*GOAL OF THE EXERCISE*:
Write out all of the entries exactly as given.

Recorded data
- - - - - - -

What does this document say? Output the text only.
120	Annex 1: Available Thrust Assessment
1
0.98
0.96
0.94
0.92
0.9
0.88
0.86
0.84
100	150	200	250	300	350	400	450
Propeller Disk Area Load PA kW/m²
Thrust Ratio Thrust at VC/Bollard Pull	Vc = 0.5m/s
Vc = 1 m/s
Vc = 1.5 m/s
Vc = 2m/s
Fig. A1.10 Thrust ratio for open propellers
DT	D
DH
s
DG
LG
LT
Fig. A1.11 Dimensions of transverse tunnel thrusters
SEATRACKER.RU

- - - - - - -

*ANSWER FOR THE TASK*:
What does this document say? Output the text only.
120	Annex 1: Available Thrust Assessment
1
0.98
0.96
0.94
0.92
0.9
0.88
0.86
0.84
100	150	200	250	300	350	400	450
Propeller Disk Area Load PA kW/m²
Thrust Ratio Thrust at VC/Bollard Pull	Vc = 0.5m/s
Vc = 1 m/s
Vc = 1.5 m/s
Vc = 2m/s
Fig. A1.10 Thrust ratio for open propellers
DT	D
DH
s
DG
LG
LT
Fig. A1.11 Dimensions of transverse tunnel thrusters
SEATRACKER.RU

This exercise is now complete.